* [Problem to solve]
Copy out the entries below precisely; nothing is to be omitted.

* [Extracted information]
○ ○ ○ ○ ○

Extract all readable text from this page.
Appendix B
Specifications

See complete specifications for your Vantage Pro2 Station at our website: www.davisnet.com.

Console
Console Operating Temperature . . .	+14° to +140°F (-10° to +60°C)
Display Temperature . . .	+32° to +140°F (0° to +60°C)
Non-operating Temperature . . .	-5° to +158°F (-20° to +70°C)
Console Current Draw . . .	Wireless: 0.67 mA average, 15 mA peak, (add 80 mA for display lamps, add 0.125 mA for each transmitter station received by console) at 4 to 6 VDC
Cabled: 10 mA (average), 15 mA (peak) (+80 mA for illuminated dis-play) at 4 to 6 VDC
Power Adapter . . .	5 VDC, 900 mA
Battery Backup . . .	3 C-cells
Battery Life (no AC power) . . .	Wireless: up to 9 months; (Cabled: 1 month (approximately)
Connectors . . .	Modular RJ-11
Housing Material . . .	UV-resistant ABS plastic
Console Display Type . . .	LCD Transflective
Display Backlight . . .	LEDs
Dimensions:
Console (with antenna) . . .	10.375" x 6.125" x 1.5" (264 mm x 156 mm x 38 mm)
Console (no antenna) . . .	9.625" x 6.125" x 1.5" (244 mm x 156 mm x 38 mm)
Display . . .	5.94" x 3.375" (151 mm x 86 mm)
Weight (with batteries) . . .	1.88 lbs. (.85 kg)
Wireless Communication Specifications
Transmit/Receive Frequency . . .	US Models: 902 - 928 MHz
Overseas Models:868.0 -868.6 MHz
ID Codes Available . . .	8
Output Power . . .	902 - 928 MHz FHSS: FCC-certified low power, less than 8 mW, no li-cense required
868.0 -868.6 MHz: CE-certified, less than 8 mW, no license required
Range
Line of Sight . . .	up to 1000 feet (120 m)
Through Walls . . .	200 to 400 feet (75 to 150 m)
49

○ ○ ○ ○ ○

* [Reply]
Extract all readable text from this page.
Appendix B
Specifications

See complete specifications for your Vantage Pro2 Station at our website: www.davisnet.com.

Console
Console Operating Temperature . . .	+14° to +140°F (-10° to +60°C)
Display Temperature . . .	+32° to +140°F (0° to +60°C)
Non-operating Temperature . . .	-5° to +158°F (-20° to +70°C)
Console Current Draw . . .	Wireless: 0.67 mA average, 15 mA peak, (add 80 mA for display lamps, add 0.125 mA for each transmitter station received by console) at 4 to 6 VDC
Cabled: 10 mA (average), 15 mA (peak) (+80 mA for illuminated dis-play) at 4 to 6 VDC
Power Adapter . . .	5 VDC, 900 mA
Battery Backup . . .	3 C-cells
Battery Life (no AC power) . . .	Wireless: up to 9 months; (Cabled: 1 month (approximately)
Connectors . . .	Modular RJ-11
Housing Material . . .	UV-resistant ABS plastic
Console Display Type . . .	LCD Transflective
Display Backlight . . .	LEDs
Dimensions:
Console (with antenna) . . .	10.375" x 6.125" x 1.5" (264 mm x 156 mm x 38 mm)
Console (no antenna) . . .	9.625" x 6.125" x 1.5" (244 mm x 156 mm x 38 mm)
Display . . .	5.94" x 3.375" (151 mm x 86 mm)
Weight (with batteries) . . .	1.88 lbs. (.85 kg)
Wireless Communication Specifications
Transmit/Receive Frequency . . .	US Models: 902 - 928 MHz
Overseas Models:868.0 -868.6 MHz
ID Codes Available . . .	8
Output Power . . .	902 - 928 MHz FHSS: FCC-certified low power, less than 8 mW, no li-cense required
868.0 -868.6 MHz: CE-certified, less than 8 mW, no license required
Range
Line of Sight . . .	up to 1000 feet (120 m)
Through Walls . . .	200 to 400 feet (75 to 150 m)
49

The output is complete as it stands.